> **Aim**: Transcribe the material in full, exactly as written.

--- START Input for this task ---

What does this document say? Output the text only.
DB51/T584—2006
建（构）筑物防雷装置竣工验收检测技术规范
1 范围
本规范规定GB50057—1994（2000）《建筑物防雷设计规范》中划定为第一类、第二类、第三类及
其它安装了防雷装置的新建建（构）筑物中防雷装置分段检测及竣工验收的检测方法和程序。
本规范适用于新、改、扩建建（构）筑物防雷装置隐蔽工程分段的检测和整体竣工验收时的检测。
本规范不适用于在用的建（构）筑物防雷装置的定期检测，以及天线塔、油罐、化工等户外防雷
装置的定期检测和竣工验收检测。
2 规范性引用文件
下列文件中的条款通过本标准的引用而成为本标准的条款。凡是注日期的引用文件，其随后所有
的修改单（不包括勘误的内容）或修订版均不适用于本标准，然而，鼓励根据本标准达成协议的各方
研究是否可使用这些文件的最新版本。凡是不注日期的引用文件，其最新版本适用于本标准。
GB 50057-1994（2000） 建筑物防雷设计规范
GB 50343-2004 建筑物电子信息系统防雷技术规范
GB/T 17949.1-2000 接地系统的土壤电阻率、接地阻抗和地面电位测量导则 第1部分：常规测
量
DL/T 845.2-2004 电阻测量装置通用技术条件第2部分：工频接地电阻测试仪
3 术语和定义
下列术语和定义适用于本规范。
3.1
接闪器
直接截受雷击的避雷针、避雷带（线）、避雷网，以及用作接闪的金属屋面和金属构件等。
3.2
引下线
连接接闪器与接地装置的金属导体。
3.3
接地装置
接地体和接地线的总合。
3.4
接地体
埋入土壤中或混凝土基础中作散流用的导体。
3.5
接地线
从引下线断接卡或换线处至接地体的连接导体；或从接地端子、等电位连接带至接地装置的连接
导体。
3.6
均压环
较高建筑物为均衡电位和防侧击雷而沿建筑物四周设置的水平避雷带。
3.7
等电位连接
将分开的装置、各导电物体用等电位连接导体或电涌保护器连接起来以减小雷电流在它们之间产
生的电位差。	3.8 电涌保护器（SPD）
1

--- END Input for this task ---

> **Task output**:
What does this document say? Output the text only.
DB51/T584—2006
建（构）筑物防雷装置竣工验收检测技术规范
1 范围
本规范规定GB50057—1994（2000）《建筑物防雷设计规范》中划定为第一类、第二类、第三类及
其它安装了防雷装置的新建建（构）筑物中防雷装置分段检测及竣工验收的检测方法和程序。
本规范适用于新、改、扩建建（构）筑物防雷装置隐蔽工程分段的检测和整体竣工验收时的检测。
本规范不适用于在用的建（构）筑物防雷装置的定期检测，以及天线塔、油罐、化工等户外防雷
装置的定期检测和竣工验收检测。
2 规范性引用文件
下列文件中的条款通过本标准的引用而成为本标准的条款。凡是注日期的引用文件，其随后所有
的修改单（不包括勘误的内容）或修订版均不适用于本标准，然而，鼓励根据本标准达成协议的各方
研究是否可使用这些文件的最新版本。凡是不注日期的引用文件，其最新版本适用于本标准。
GB 50057-1994（2000） 建筑物防雷设计规范
GB 50343-2004 建筑物电子信息系统防雷技术规范
GB/T 17949.1-2000 接地系统的土壤电阻率、接地阻抗和地面电位测量导则 第1部分：常规测
量
DL/T 845.2-2004 电阻测量装置通用技术条件第2部分：工频接地电阻测试仪
3 术语和定义
下列术语和定义适用于本规范。
3.1
接闪器
直接截受雷击的避雷针、避雷带（线）、避雷网，以及用作接闪的金属屋面和金属构件等。
3.2
引下线
连接接闪器与接地装置的金属导体。
3.3
接地装置
接地体和接地线的总合。
3.4
接地体
埋入土壤中或混凝土基础中作散流用的导体。
3.5
接地线
从引下线断接卡或换线处至接地体的连接导体；或从接地端子、等电位连接带至接地装置的连接
导体。
3.6
均压环
较高建筑物为均衡电位和防侧击雷而沿建筑物四周设置的水平避雷带。
3.7
等电位连接
将分开的装置、各导电物体用等电位连接导体或电涌保护器连接起来以减小雷电流在它们之间产
生的电位差。	3.8 电涌保护器（SPD）
1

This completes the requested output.